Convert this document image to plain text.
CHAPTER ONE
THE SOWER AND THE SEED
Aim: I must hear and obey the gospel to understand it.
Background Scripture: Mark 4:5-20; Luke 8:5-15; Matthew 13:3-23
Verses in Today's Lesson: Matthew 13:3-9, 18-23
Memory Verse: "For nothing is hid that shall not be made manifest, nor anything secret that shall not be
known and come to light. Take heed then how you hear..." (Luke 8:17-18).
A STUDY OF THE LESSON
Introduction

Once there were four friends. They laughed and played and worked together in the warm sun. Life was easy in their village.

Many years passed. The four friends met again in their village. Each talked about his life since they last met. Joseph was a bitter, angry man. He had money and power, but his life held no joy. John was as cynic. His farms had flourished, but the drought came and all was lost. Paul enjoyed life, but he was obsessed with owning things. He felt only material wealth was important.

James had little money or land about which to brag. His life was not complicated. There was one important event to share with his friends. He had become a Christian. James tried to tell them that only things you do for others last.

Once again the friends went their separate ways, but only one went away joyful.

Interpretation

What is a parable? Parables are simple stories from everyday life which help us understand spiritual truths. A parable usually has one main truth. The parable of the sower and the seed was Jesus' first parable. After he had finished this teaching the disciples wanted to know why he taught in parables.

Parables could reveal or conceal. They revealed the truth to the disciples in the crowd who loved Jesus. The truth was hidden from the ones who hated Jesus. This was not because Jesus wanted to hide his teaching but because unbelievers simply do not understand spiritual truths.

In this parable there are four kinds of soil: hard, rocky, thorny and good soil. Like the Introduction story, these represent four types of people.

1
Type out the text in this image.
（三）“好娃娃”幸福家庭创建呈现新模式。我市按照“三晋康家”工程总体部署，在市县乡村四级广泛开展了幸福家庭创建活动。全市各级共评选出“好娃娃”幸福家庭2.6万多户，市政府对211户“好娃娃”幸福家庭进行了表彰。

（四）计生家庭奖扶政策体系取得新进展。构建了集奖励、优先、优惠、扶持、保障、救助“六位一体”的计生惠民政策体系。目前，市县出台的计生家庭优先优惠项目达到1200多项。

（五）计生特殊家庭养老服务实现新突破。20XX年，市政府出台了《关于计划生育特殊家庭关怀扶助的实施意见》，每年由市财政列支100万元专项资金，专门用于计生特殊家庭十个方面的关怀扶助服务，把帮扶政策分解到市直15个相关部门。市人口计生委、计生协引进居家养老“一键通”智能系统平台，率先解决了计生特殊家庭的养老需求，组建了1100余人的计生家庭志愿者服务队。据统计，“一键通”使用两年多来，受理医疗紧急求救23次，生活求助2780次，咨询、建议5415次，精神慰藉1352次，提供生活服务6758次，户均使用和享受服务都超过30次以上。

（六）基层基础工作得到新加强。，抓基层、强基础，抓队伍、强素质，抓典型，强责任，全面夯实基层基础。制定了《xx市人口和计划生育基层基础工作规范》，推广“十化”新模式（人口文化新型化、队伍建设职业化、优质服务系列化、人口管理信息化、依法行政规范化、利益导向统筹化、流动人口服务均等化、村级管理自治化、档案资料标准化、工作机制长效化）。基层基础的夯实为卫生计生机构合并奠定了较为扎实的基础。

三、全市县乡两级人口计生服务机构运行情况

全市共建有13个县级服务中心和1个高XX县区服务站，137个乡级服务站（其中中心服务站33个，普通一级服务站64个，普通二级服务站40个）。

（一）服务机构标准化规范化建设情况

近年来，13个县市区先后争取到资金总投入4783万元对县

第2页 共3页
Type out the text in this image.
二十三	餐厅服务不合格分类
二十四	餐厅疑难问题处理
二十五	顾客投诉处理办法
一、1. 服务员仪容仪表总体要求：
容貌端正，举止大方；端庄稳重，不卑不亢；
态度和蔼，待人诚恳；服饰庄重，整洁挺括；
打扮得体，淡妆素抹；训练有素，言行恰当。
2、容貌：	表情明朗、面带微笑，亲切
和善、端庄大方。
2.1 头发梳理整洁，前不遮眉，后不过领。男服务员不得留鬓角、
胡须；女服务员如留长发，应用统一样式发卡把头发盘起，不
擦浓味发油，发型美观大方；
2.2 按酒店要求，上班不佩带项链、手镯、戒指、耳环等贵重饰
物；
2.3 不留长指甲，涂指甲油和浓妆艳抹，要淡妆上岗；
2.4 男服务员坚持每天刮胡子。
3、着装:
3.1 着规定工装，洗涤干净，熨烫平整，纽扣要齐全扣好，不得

#####

## [Problem]
Write out all the lines again, exactly as they are.

## [Output of the task]
Convert this document image to plain text.
CHAPTER ONE
THE SOWER AND THE SEED
Aim: I must hear and obey the gospel to understand it.
Background Scripture: Mark 4:5-20; Luke 8:5-15; Matthew 13:3-23
Verses in Today's Lesson: Matthew 13:3-9, 18-23
Memory Verse: "For nothing is hid that shall not be made manifest, nor anything secret that shall not be
known and come to light. Take heed then how you hear..." (Luke 8:17-18).
A STUDY OF THE LESSON
Introduction

Once there were four friends. They laughed and played and worked together in the warm sun. Life was easy in their village.

Many years passed. The four friends met again in their village. Each talked about his life since they last met. Joseph was a bitter, angry man. He had money and power, but his life held no joy. John was as cynic. His farms had flourished, but the drought came and all was lost. Paul enjoyed life, but he was obsessed with owning things. He felt only material wealth was important.

James had little money or land about which to brag. His life was not complicated. There was one important event to share with his friends. He had become a Christian. James tried to tell them that only things you do for others last.

Once again the friends went their separate ways, but only one went away joyful.

Interpretation

What is a parable? Parables are simple stories from everyday life which help us understand spiritual truths. A parable usually has one main truth. The parable of the sower and the seed was Jesus' first parable. After he had finished this teaching the disciples wanted to know why he taught in parables.

Parables could reveal or conceal. They revealed the truth to the disciples in the crowd who loved Jesus. The truth was hidden from the ones who hated Jesus. This was not because Jesus wanted to hide his teaching but because unbelievers simply do not understand spiritual truths.

In this parable there are four kinds of soil: hard, rocky, thorny and good soil. Like the Introduction story, these represent four types of people.

1
Type out the text in this image.
（三）“好娃娃”幸福家庭创建呈现新模式。我市按照“三晋康家”工程总体部署，在市县乡村四级广泛开展了幸福家庭创建活动。全市各级共评选出“好娃娃”幸福家庭2.6万多户，市政府对211户“好娃娃”幸福家庭进行了表彰。

（四）计生家庭奖扶政策体系取得新进展。构建了集奖励、优先、优惠、扶持、保障、救助“六位一体”的计生惠民政策体系。目前，市县出台的计生家庭优先优惠项目达到1200多项。

（五）计生特殊家庭养老服务实现新突破。20XX年，市政府出台了《关于计划生育特殊家庭关怀扶助的实施意见》，每年由市财政列支100万元专项资金，专门用于计生特殊家庭十个方面的关怀扶助服务，把帮扶政策分解到市直15个相关部门。市人口计生委、计生协引进居家养老“一键通”智能系统平台，率先解决了计生特殊家庭的养老需求，组建了1100余人的计生家庭志愿者服务队。据统计，“一键通”使用两年多来，受理医疗紧急求救23次，生活求助2780次，咨询、建议5415次，精神慰藉1352次，提供生活服务6758次，户均使用和享受服务都超过30次以上。

（六）基层基础工作得到新加强。，抓基层、强基础，抓队伍、强素质，抓典型，强责任，全面夯实基层基础。制定了《xx市人口和计划生育基层基础工作规范》，推广“十化”新模式（人口文化新型化、队伍建设职业化、优质服务系列化、人口管理信息化、依法行政规范化、利益导向统筹化、流动人口服务均等化、村级管理自治化、档案资料标准化、工作机制长效化）。基层基础的夯实为卫生计生机构合并奠定了较为扎实的基础。

三、全市县乡两级人口计生服务机构运行情况

全市共建有13个县级服务中心和1个高XX县区服务站，137个乡级服务站（其中中心服务站33个，普通一级服务站64个，普通二级服务站40个）。

（一）服务机构标准化规范化建设情况

近年来，13个县市区先后争取到资金总投入4783万元对县

第2页 共3页
Type out the text in this image.
二十三	餐厅服务不合格分类
二十四	餐厅疑难问题处理
二十五	顾客投诉处理办法
一、1. 服务员仪容仪表总体要求：
容貌端正，举止大方；端庄稳重，不卑不亢；
态度和蔼，待人诚恳；服饰庄重，整洁挺括；
打扮得体，淡妆素抹；训练有素，言行恰当。
2、容貌：	表情明朗、面带微笑，亲切
和善、端庄大方。
2.1 头发梳理整洁，前不遮眉，后不过领。男服务员不得留鬓角、
胡须；女服务员如留长发，应用统一样式发卡把头发盘起，不
擦浓味发油，发型美观大方；
2.2 按酒店要求，上班不佩带项链、手镯、戒指、耳环等贵重饰
物；
2.3 不留长指甲，涂指甲油和浓妆艳抹，要淡妆上岗；
2.4 男服务员坚持每天刮胡子。
3、着装:
3.1 着规定工装，洗涤干净，熨烫平整，纽扣要齐全扣好，不得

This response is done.